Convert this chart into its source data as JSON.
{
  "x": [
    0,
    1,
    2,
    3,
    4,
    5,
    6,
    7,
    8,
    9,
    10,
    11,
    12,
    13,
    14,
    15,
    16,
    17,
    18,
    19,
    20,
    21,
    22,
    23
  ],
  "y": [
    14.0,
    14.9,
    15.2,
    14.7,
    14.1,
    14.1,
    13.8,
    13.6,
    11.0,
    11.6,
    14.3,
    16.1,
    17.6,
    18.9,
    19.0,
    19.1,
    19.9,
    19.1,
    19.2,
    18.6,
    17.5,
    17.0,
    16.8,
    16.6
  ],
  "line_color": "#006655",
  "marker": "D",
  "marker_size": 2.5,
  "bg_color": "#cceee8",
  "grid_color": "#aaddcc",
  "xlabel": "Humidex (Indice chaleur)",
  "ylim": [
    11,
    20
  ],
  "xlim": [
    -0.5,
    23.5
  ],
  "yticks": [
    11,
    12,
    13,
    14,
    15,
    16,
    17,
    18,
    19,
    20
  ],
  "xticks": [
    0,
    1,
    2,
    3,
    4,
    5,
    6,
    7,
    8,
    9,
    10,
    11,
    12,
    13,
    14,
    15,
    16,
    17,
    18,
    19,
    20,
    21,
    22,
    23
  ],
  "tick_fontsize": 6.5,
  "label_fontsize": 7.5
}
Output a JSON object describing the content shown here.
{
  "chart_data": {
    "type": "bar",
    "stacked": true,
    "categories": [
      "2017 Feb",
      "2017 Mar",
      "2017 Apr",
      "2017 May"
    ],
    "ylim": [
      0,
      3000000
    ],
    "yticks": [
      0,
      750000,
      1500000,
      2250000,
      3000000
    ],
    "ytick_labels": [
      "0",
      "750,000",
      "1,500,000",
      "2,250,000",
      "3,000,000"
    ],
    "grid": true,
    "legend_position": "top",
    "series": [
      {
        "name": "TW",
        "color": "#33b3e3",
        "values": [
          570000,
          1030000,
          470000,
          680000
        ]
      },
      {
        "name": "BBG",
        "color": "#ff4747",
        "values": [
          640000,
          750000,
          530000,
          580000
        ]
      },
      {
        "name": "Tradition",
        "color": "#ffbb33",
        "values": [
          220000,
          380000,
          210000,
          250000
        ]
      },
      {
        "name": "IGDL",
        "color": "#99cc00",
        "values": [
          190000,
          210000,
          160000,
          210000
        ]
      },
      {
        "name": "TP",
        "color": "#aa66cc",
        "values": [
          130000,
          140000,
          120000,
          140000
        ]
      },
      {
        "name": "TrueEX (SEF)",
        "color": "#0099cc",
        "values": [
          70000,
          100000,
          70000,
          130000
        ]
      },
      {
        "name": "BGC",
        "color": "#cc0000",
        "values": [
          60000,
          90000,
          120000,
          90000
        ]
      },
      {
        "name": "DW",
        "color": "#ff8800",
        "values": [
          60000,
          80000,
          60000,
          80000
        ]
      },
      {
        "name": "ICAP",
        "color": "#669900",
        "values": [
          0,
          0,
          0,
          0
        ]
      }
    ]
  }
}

________________________________________

### Stated exercise
Quote the material exactly, leaving nothing out.

### Correct response
Convert this chart into its source data as JSON.
{
  "x": [
    0,
    1,
    2,
    3,
    4,
    5,
    6,
    7,
    8,
    9,
    10,
    11,
    12,
    13,
    14,
    15,
    16,
    17,
    18,
    19,
    20,
    21,
    22,
    23
  ],
  "y": [
    14.0,
    14.9,
    15.2,
    14.7,
    14.1,
    14.1,
    13.8,
    13.6,
    11.0,
    11.6,
    14.3,
    16.1,
    17.6,
    18.9,
    19.0,
    19.1,
    19.9,
    19.1,
    19.2,
    18.6,
    17.5,
    17.0,
    16.8,
    16.6
  ],
  "line_color": "#006655",
  "marker": "D",
  "marker_size": 2.5,
  "bg_color": "#cceee8",
  "grid_color": "#aaddcc",
  "xlabel": "Humidex (Indice chaleur)",
  "ylim": [
    11,
    20
  ],
  "xlim": [
    -0.5,
    23.5
  ],
  "yticks": [
    11,
    12,
    13,
    14,
    15,
    16,
    17,
    18,
    19,
    20
  ],
  "xticks": [
    0,
    1,
    2,
    3,
    4,
    5,
    6,
    7,
    8,
    9,
    10,
    11,
    12,
    13,
    14,
    15,
    16,
    17,
    18,
    19,
    20,
    21,
    22,
    23
  ],
  "tick_fontsize": 6.5,
  "label_fontsize": 7.5
}
Output a JSON object describing the content shown here.
{
  "chart_data": {
    "type": "bar",
    "stacked": true,
    "categories": [
      "2017 Feb",
      "2017 Mar",
      "2017 Apr",
      "2017 May"
    ],
    "ylim": [
      0,
      3000000
    ],
    "yticks": [
      0,
      750000,
      1500000,
      2250000,
      3000000
    ],
    "ytick_labels": [
      "0",
      "750,000",
      "1,500,000",
      "2,250,000",
      "3,000,000"
    ],
    "grid": true,
    "legend_position": "top",
    "series": [
      {
        "name": "TW",
        "color": "#33b3e3",
        "values": [
          570000,
          1030000,
          470000,
          680000
        ]
      },
      {
        "name": "BBG",
        "color": "#ff4747",
        "values": [
          640000,
          750000,
          530000,
          580000
        ]
      },
      {
        "name": "Tradition",
        "color": "#ffbb33",
        "values": [
          220000,
          380000,
          210000,
          250000
        ]
      },
      {
        "name": "IGDL",
        "color": "#99cc00",
        "values": [
          190000,
          210000,
          160000,
          210000
        ]
      },
      {
        "name": "TP",
        "color": "#aa66cc",
        "values": [
          130000,
          140000,
          120000,
          140000
        ]
      },
      {
        "name": "TrueEX (SEF)",
        "color": "#0099cc",
        "values": [
          70000,
          100000,
          70000,
          130000
        ]
      },
      {
        "name": "BGC",
        "color": "#cc0000",
        "values": [
          60000,
          90000,
          120000,
          90000
        ]
      },
      {
        "name": "DW",
        "color": "#ff8800",
        "values": [
          60000,
          80000,
          60000,
          80000
        ]
      },
      {
        "name": "ICAP",
        "color": "#669900",
        "values": [
          0,
          0,
          0,
          0
        ]
      }
    ]
  }
}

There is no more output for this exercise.